— START OF Material for this exercise —

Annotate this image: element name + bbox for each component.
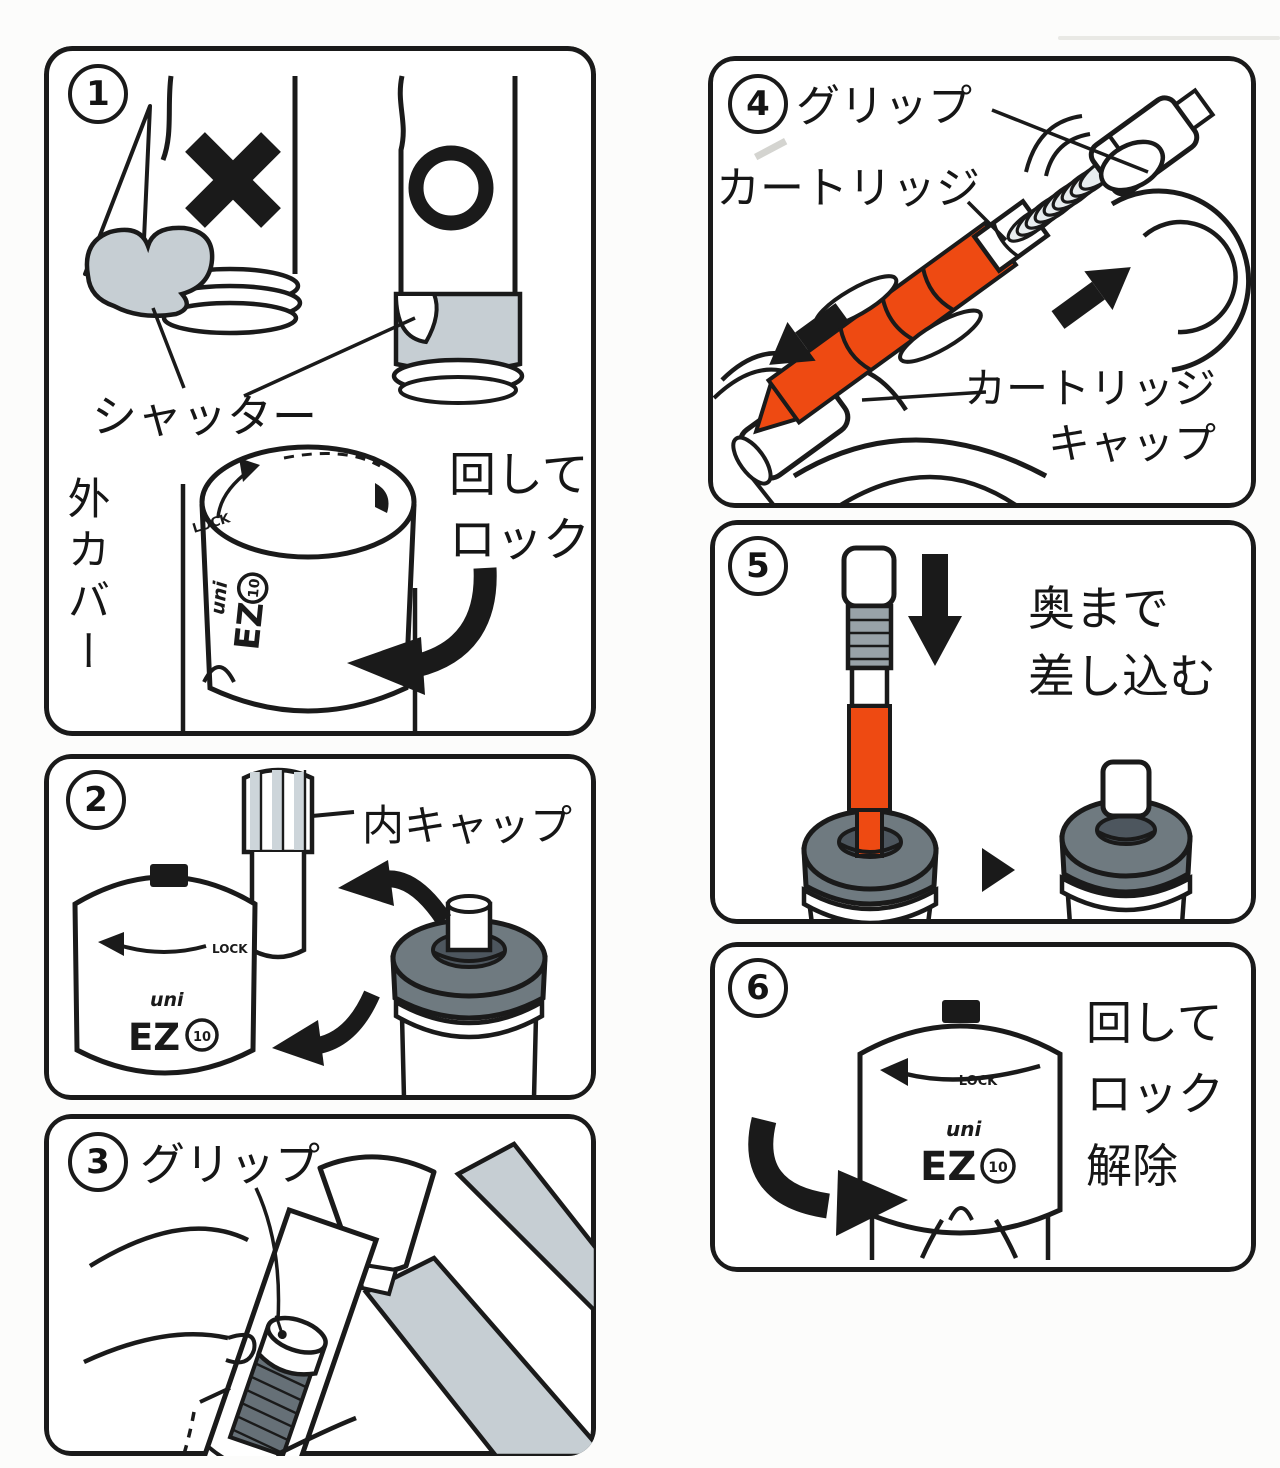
outer-cover-unlock: LOCK uni EZ 10	[857, 1000, 1063, 1260]
step-4-illustration	[708, 56, 1256, 508]
brand-logo-uni-ez10: uni EZ 10	[920, 1117, 1016, 1190]
caption-line: キャップ	[1047, 418, 1216, 468]
caption-line: 回して	[1086, 996, 1223, 1050]
insert-down-arrow-icon	[908, 554, 962, 666]
scan-artifact-line	[1058, 36, 1280, 40]
hand-thumb-outline	[83, 1226, 357, 1456]
caption-line: ロック	[449, 512, 590, 568]
step-5-panel: 5 奥まで 差し込む	[710, 520, 1256, 924]
grip-label: グリップ	[796, 81, 972, 132]
cartridge-cap-leader	[861, 390, 987, 402]
pen-tip-shutter-open	[83, 75, 303, 336]
outer-cover-lock: LOCK uni EZ 10	[180, 444, 418, 732]
step-3-panel: 3 グリップ	[44, 1114, 596, 1456]
pen-top-ring-open	[801, 808, 939, 924]
pull-arrow-left-icon	[769, 303, 849, 365]
cartridge-tube	[753, 219, 1019, 435]
grip-leader	[991, 108, 1149, 174]
caption-line: 差し込む	[1028, 650, 1216, 706]
scan-artifact	[754, 138, 788, 161]
swap-arrow-up-icon	[338, 860, 452, 925]
grip-label: グリップ	[140, 1138, 321, 1191]
caption-line: 回して	[449, 448, 589, 503]
step-number-badge: 5	[728, 536, 788, 596]
hand-fingers-gray	[362, 1141, 596, 1456]
rotate-unlock-arrow-icon	[748, 1117, 908, 1236]
step-4-panel: 4 グリップ カートリッジ カートリッジ キャップ	[708, 56, 1256, 508]
turn-to-unlock-caption: 回して ロック 解除	[1086, 988, 1224, 1202]
step-number-badge: 1	[68, 64, 128, 124]
step-1-panel: LOCK uni EZ 10 1 シャッター 外カバー 回して ロック	[44, 46, 596, 736]
outer-cover: LOCK uni EZ 10	[72, 864, 258, 1076]
brand-logo-uni-ez10: uni EZ 10	[207, 572, 272, 652]
shutter-label: シャッター	[92, 390, 318, 443]
svg-text:10: 10	[193, 1030, 211, 1045]
svg-text:10: 10	[988, 1160, 1008, 1176]
lock-text: LOCK	[959, 1074, 998, 1089]
cartridge-vertical	[841, 545, 897, 812]
ok-ring-icon	[408, 145, 494, 231]
ng-cross-icon	[185, 132, 281, 228]
step-2-illustration: LOCK uni EZ 10	[44, 754, 596, 1100]
pen-top-ring-inserted	[1059, 759, 1193, 924]
cartridge-cap-label: カートリッジ キャップ	[958, 362, 1216, 471]
caption-line: カートリッジ	[963, 364, 1216, 413]
rotate-lock-arrow-icon	[347, 567, 497, 695]
svg-text:uni: uni	[150, 989, 184, 1011]
inner-cap	[241, 767, 315, 960]
pull-arrow-right-icon	[1051, 267, 1131, 329]
step-number-badge: 3	[68, 1132, 128, 1192]
caption-line: ロック	[1086, 1067, 1224, 1122]
shutter-leader-lines	[151, 307, 416, 398]
open-barrel-with-grip	[188, 1206, 380, 1456]
brand-logo-uni-ez10: uni EZ 10	[128, 989, 219, 1059]
svg-text:uni: uni	[946, 1117, 982, 1141]
svg-text:10: 10	[246, 578, 264, 599]
step-3-illustration	[44, 1114, 596, 1456]
step-6-illustration: LOCK uni EZ 10	[710, 942, 1256, 1272]
step-5-illustration	[710, 520, 1256, 924]
lock-text: LOCK	[212, 942, 248, 956]
svg-text:EZ: EZ	[920, 1144, 976, 1190]
svg-text:EZ: EZ	[128, 1016, 180, 1059]
caption-line: 奥まで	[1028, 582, 1169, 637]
next-step-triangle-icon	[982, 848, 1015, 892]
svg-text:EZ: EZ	[227, 600, 272, 652]
step-6-panel: LOCK uni EZ 10 6 回して ロック 解除	[710, 942, 1256, 1272]
cartridge-leader	[966, 200, 1008, 242]
svg-text:uni: uni	[207, 580, 232, 616]
outer-cover-label: 外カバー	[60, 476, 110, 680]
grip-leader	[254, 1187, 281, 1321]
step-number-badge: 4	[728, 74, 788, 134]
step-2-panel: LOCK uni EZ 10	[44, 754, 596, 1100]
insert-fully-caption: 奥まで 差し込む	[1028, 576, 1216, 712]
pen-tip-shutter-closed	[391, 75, 525, 405]
cartridge-label: カートリッジ	[716, 163, 980, 214]
inner-cap-label: 内キャップ	[362, 801, 573, 850]
turn-to-lock-caption: 回して ロック	[449, 444, 590, 574]
caption-line: 解除	[1086, 1138, 1178, 1193]
step-1-illustration: LOCK uni EZ 10	[44, 46, 596, 736]
pen-top-ring	[390, 894, 548, 1099]
swap-arrow-down-icon	[272, 990, 380, 1066]
step-number-badge: 2	[66, 770, 126, 830]
inner-cap-leader	[311, 810, 355, 818]
step-number-badge: 6	[728, 958, 788, 1018]
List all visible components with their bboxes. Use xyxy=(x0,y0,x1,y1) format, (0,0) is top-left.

— END OF Material for this exercise —

Given instruction
Transcribe every line of the records above character for character, omitting the pictures.

Written answer
Annotate this image: element name + bbox for each component.
outer-cover-unlock: LOCK uni EZ 10	[857, 1000, 1063, 1260]
step-4-illustration	[708, 56, 1256, 508]
brand-logo-uni-ez10: uni EZ 10	[920, 1117, 1016, 1190]
caption-line: キャップ	[1047, 418, 1216, 468]
caption-line: 回して	[1086, 996, 1223, 1050]
insert-down-arrow-icon	[908, 554, 962, 666]
scan-artifact-line	[1058, 36, 1280, 40]
hand-thumb-outline	[83, 1226, 357, 1456]
caption-line: ロック	[449, 512, 590, 568]
step-5-panel: 5 奥まで 差し込む	[710, 520, 1256, 924]
grip-label: グリップ	[796, 81, 972, 132]
cartridge-cap-leader	[861, 390, 987, 402]
pen-tip-shutter-open	[83, 75, 303, 336]
outer-cover-lock: LOCK uni EZ 10	[180, 444, 418, 732]
step-3-panel: 3 グリップ	[44, 1114, 596, 1456]
pen-top-ring-open	[801, 808, 939, 924]
pull-arrow-left-icon	[769, 303, 849, 365]
cartridge-tube	[753, 219, 1019, 435]
grip-leader	[991, 108, 1149, 174]
caption-line: 差し込む	[1028, 650, 1216, 706]
scan-artifact	[754, 138, 788, 161]
swap-arrow-up-icon	[338, 860, 452, 925]
grip-label: グリップ	[140, 1138, 321, 1191]
caption-line: 回して	[449, 448, 589, 503]
step-number-badge: 5	[728, 536, 788, 596]
hand-fingers-gray	[362, 1141, 596, 1456]
rotate-unlock-arrow-icon	[748, 1117, 908, 1236]
step-4-panel: 4 グリップ カートリッジ カートリッジ キャップ	[708, 56, 1256, 508]
turn-to-unlock-caption: 回して ロック 解除	[1086, 988, 1224, 1202]
step-number-badge: 1	[68, 64, 128, 124]
step-1-panel: LOCK uni EZ 10 1 シャッター 外カバー 回して ロック	[44, 46, 596, 736]
outer-cover: LOCK uni EZ 10	[72, 864, 258, 1076]
brand-logo-uni-ez10: uni EZ 10	[207, 572, 272, 652]
shutter-label: シャッター	[92, 390, 318, 443]
svg-text:10: 10	[193, 1030, 211, 1045]
svg-text:10: 10	[988, 1160, 1008, 1176]
lock-text: LOCK	[959, 1074, 998, 1089]
cartridge-vertical	[841, 545, 897, 812]
ok-ring-icon	[408, 145, 494, 231]
ng-cross-icon	[185, 132, 281, 228]
step-2-illustration: LOCK uni EZ 10	[44, 754, 596, 1100]
pen-top-ring-inserted	[1059, 759, 1193, 924]
cartridge-cap-label: カートリッジ キャップ	[958, 362, 1216, 471]
caption-line: カートリッジ	[963, 364, 1216, 413]
rotate-lock-arrow-icon	[347, 567, 497, 695]
svg-text:uni: uni	[150, 989, 184, 1011]
inner-cap	[241, 767, 315, 960]
pull-arrow-right-icon	[1051, 267, 1131, 329]
step-number-badge: 3	[68, 1132, 128, 1192]
caption-line: ロック	[1086, 1067, 1224, 1122]
shutter-leader-lines	[151, 307, 416, 398]
open-barrel-with-grip	[188, 1206, 380, 1456]
brand-logo-uni-ez10: uni EZ 10	[128, 989, 219, 1059]
svg-text:uni: uni	[946, 1117, 982, 1141]
svg-text:10: 10	[246, 578, 264, 599]
step-3-illustration	[44, 1114, 596, 1456]
step-6-illustration: LOCK uni EZ 10	[710, 942, 1256, 1272]
step-5-illustration	[710, 520, 1256, 924]
lock-text: LOCK	[212, 942, 248, 956]
svg-text:EZ: EZ	[920, 1144, 976, 1190]
svg-text:EZ: EZ	[128, 1016, 180, 1059]
caption-line: 奥まで	[1028, 582, 1169, 637]
next-step-triangle-icon	[982, 848, 1015, 892]
svg-text:EZ: EZ	[227, 600, 272, 652]
step-6-panel: LOCK uni EZ 10 6 回して ロック 解除	[710, 942, 1256, 1272]
cartridge-leader	[966, 200, 1008, 242]
svg-text:uni: uni	[207, 580, 232, 616]
outer-cover-label: 外カバー	[60, 476, 110, 680]
grip-leader	[254, 1187, 281, 1321]
step-number-badge: 4	[728, 74, 788, 134]
step-2-panel: LOCK uni EZ 10	[44, 754, 596, 1100]
insert-fully-caption: 奥まで 差し込む	[1028, 576, 1216, 712]
pen-tip-shutter-closed	[391, 75, 525, 405]
cartridge-label: カートリッジ	[716, 163, 980, 214]
inner-cap-label: 内キャップ	[362, 801, 573, 850]
turn-to-lock-caption: 回して ロック	[449, 444, 590, 574]
caption-line: 解除	[1086, 1138, 1178, 1193]
step-1-illustration: LOCK uni EZ 10	[44, 46, 596, 736]
pen-top-ring	[390, 894, 548, 1099]
swap-arrow-down-icon	[272, 990, 380, 1066]
step-number-badge: 2	[66, 770, 126, 830]
inner-cap-leader	[311, 810, 355, 818]
step-number-badge: 6	[728, 958, 788, 1018]
List all visible components with their bboxes. Use xyxy=(x0,y0,x1,y1) format, (0,0) is top-left.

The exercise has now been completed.